--- start Records supplied ---

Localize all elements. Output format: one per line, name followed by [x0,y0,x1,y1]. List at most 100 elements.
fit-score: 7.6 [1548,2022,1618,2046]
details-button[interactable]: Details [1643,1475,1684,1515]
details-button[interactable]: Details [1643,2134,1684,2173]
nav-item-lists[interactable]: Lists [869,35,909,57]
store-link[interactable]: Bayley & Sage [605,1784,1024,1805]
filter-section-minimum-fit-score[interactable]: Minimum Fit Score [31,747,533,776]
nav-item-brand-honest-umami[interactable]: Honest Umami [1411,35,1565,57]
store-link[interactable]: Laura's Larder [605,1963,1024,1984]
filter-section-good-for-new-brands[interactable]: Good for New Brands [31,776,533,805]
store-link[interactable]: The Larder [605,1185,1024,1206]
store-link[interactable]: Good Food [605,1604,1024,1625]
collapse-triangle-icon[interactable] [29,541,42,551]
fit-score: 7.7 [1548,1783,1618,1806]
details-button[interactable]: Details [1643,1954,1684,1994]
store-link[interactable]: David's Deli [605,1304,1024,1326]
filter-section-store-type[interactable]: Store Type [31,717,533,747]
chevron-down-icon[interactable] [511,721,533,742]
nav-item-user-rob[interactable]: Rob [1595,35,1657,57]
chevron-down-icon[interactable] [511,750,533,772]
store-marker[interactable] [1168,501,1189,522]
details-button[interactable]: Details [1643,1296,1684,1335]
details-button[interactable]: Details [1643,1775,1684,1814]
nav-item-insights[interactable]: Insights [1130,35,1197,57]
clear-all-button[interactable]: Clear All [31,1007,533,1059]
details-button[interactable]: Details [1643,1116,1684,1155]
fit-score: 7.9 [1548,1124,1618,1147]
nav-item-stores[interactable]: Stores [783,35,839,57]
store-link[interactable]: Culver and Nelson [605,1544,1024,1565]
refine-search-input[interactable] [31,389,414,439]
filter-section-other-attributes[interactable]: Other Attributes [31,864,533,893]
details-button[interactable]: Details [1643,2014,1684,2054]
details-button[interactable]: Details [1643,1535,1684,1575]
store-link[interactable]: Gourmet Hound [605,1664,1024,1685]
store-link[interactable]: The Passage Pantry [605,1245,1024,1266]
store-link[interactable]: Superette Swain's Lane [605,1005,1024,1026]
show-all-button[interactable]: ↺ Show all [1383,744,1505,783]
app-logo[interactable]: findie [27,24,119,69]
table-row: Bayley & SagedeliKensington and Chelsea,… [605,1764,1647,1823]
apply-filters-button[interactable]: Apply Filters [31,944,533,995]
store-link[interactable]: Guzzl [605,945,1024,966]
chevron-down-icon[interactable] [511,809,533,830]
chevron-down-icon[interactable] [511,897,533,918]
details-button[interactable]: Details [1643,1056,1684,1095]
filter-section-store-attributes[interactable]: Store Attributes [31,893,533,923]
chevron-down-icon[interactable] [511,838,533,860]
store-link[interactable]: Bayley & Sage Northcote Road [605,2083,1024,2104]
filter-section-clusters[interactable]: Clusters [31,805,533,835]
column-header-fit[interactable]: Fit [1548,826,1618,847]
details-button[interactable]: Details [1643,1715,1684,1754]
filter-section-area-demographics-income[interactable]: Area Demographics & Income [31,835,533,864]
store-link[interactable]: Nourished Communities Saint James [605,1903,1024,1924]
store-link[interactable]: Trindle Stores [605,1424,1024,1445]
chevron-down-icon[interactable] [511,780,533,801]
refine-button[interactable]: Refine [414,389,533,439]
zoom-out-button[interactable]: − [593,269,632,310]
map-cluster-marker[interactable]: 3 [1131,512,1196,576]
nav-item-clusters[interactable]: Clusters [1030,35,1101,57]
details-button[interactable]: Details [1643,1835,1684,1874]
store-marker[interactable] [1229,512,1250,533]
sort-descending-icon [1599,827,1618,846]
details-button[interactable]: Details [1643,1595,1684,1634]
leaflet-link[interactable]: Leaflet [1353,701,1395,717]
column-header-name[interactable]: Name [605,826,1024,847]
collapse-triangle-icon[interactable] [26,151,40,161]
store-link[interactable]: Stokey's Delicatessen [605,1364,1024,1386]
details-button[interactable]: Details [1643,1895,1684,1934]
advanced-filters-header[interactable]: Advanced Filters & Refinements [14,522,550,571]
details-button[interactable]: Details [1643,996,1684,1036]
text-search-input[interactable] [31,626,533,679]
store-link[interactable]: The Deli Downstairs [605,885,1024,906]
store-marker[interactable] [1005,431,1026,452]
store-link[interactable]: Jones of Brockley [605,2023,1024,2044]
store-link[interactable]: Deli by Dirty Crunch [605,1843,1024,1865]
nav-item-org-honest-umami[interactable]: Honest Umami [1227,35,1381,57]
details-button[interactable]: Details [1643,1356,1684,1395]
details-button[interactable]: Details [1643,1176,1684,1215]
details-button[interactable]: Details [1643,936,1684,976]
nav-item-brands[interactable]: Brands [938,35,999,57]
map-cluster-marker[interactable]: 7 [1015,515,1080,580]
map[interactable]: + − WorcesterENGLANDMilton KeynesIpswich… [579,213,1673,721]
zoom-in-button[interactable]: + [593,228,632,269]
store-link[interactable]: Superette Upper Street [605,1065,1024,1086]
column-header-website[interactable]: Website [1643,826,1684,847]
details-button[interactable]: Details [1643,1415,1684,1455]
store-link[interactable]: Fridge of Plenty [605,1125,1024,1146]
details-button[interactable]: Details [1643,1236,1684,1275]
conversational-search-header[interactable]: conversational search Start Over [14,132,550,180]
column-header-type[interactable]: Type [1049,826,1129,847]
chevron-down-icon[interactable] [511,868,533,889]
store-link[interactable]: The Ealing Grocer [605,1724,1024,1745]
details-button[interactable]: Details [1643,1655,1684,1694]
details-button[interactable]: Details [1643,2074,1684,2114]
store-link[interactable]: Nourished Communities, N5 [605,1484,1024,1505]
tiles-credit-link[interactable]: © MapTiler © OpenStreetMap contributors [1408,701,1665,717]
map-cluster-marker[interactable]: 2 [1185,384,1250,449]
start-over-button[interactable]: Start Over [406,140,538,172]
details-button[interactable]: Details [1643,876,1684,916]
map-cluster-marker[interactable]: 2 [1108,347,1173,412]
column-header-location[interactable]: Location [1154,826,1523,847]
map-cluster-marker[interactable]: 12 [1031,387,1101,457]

--- end Records supplied ---

Change every "store-link" in the data above to "shop-link" and leave everything else as it is.

# Task solution:
Localize all elements. Output format: one per line, name followed by [x0,y0,x1,y1]. List at most 100 elements.
fit-score: 7.6 [1548,2022,1618,2046]
details-button[interactable]: Details [1643,1475,1684,1515]
details-button[interactable]: Details [1643,2134,1684,2173]
nav-item-lists[interactable]: Lists [869,35,909,57]
shop-link[interactable]: Bayley & Sage [605,1784,1024,1805]
filter-section-minimum-fit-score[interactable]: Minimum Fit Score [31,747,533,776]
nav-item-brand-honest-umami[interactable]: Honest Umami [1411,35,1565,57]
shop-link[interactable]: Laura's Larder [605,1963,1024,1984]
filter-section-good-for-new-brands[interactable]: Good for New Brands [31,776,533,805]
shop-link[interactable]: The Larder [605,1185,1024,1206]
shop-link[interactable]: Good Food [605,1604,1024,1625]
collapse-triangle-icon[interactable] [29,541,42,551]
fit-score: 7.7 [1548,1783,1618,1806]
details-button[interactable]: Details [1643,1954,1684,1994]
shop-link[interactable]: David's Deli [605,1304,1024,1326]
filter-section-store-type[interactable]: Store Type [31,717,533,747]
chevron-down-icon[interactable] [511,721,533,742]
nav-item-user-rob[interactable]: Rob [1595,35,1657,57]
chevron-down-icon[interactable] [511,750,533,772]
store-marker[interactable] [1168,501,1189,522]
details-button[interactable]: Details [1643,1296,1684,1335]
details-button[interactable]: Details [1643,1775,1684,1814]
nav-item-insights[interactable]: Insights [1130,35,1197,57]
clear-all-button[interactable]: Clear All [31,1007,533,1059]
details-button[interactable]: Details [1643,1116,1684,1155]
fit-score: 7.9 [1548,1124,1618,1147]
nav-item-stores[interactable]: Stores [783,35,839,57]
shop-link[interactable]: Culver and Nelson [605,1544,1024,1565]
refine-search-input[interactable] [31,389,414,439]
filter-section-other-attributes[interactable]: Other Attributes [31,864,533,893]
details-button[interactable]: Details [1643,2014,1684,2054]
details-button[interactable]: Details [1643,1535,1684,1575]
shop-link[interactable]: Gourmet Hound [605,1664,1024,1685]
shop-link[interactable]: The Passage Pantry [605,1245,1024,1266]
shop-link[interactable]: Superette Swain's Lane [605,1005,1024,1026]
show-all-button[interactable]: ↺ Show all [1383,744,1505,783]
app-logo[interactable]: findie [27,24,119,69]
table-row: Bayley & SagedeliKensington and Chelsea,… [605,1764,1647,1823]
apply-filters-button[interactable]: Apply Filters [31,944,533,995]
shop-link[interactable]: Guzzl [605,945,1024,966]
chevron-down-icon[interactable] [511,809,533,830]
chevron-down-icon[interactable] [511,897,533,918]
details-button[interactable]: Details [1643,1056,1684,1095]
filter-section-store-attributes[interactable]: Store Attributes [31,893,533,923]
chevron-down-icon[interactable] [511,838,533,860]
shop-link[interactable]: Bayley & Sage Northcote Road [605,2083,1024,2104]
filter-section-clusters[interactable]: Clusters [31,805,533,835]
column-header-fit[interactable]: Fit [1548,826,1618,847]
details-button[interactable]: Details [1643,1715,1684,1754]
filter-section-area-demographics-income[interactable]: Area Demographics & Income [31,835,533,864]
shop-link[interactable]: Nourished Communities Saint James [605,1903,1024,1924]
shop-link[interactable]: Trindle Stores [605,1424,1024,1445]
chevron-down-icon[interactable] [511,780,533,801]
refine-button[interactable]: Refine [414,389,533,439]
zoom-out-button[interactable]: − [593,269,632,310]
map-cluster-marker[interactable]: 3 [1131,512,1196,576]
nav-item-clusters[interactable]: Clusters [1030,35,1101,57]
details-button[interactable]: Details [1643,1835,1684,1874]
store-marker[interactable] [1229,512,1250,533]
sort-descending-icon [1599,827,1618,846]
details-button[interactable]: Details [1643,1595,1684,1634]
leaflet-link[interactable]: Leaflet [1353,701,1395,717]
column-header-name[interactable]: Name [605,826,1024,847]
collapse-triangle-icon[interactable] [26,151,40,161]
shop-link[interactable]: Stokey's Delicatessen [605,1364,1024,1386]
details-button[interactable]: Details [1643,1895,1684,1934]
advanced-filters-header[interactable]: Advanced Filters & Refinements [14,522,550,571]
details-button[interactable]: Details [1643,996,1684,1036]
text-search-input[interactable] [31,626,533,679]
shop-link[interactable]: The Deli Downstairs [605,885,1024,906]
store-marker[interactable] [1005,431,1026,452]
shop-link[interactable]: Jones of Brockley [605,2023,1024,2044]
shop-link[interactable]: Deli by Dirty Crunch [605,1843,1024,1865]
nav-item-org-honest-umami[interactable]: Honest Umami [1227,35,1381,57]
details-button[interactable]: Details [1643,1356,1684,1395]
details-button[interactable]: Details [1643,1176,1684,1215]
details-button[interactable]: Details [1643,936,1684,976]
nav-item-brands[interactable]: Brands [938,35,999,57]
map-cluster-marker[interactable]: 7 [1015,515,1080,580]
map[interactable]: + − WorcesterENGLANDMilton KeynesIpswich… [579,213,1673,721]
zoom-in-button[interactable]: + [593,228,632,269]
shop-link[interactable]: Superette Upper Street [605,1065,1024,1086]
column-header-website[interactable]: Website [1643,826,1684,847]
details-button[interactable]: Details [1643,1415,1684,1455]
shop-link[interactable]: Fridge of Plenty [605,1125,1024,1146]
details-button[interactable]: Details [1643,1236,1684,1275]
conversational-search-header[interactable]: conversational search Start Over [14,132,550,180]
column-header-type[interactable]: Type [1049,826,1129,847]
chevron-down-icon[interactable] [511,868,533,889]
shop-link[interactable]: The Ealing Grocer [605,1724,1024,1745]
details-button[interactable]: Details [1643,1655,1684,1694]
details-button[interactable]: Details [1643,2074,1684,2114]
shop-link[interactable]: Nourished Communities, N5 [605,1484,1024,1505]
tiles-credit-link[interactable]: © MapTiler © OpenStreetMap contributors [1408,701,1665,717]
map-cluster-marker[interactable]: 2 [1185,384,1250,449]
start-over-button[interactable]: Start Over [406,140,538,172]
details-button[interactable]: Details [1643,876,1684,916]
map-cluster-marker[interactable]: 2 [1108,347,1173,412]
column-header-location[interactable]: Location [1154,826,1523,847]
map-cluster-marker[interactable]: 12 [1031,387,1101,457]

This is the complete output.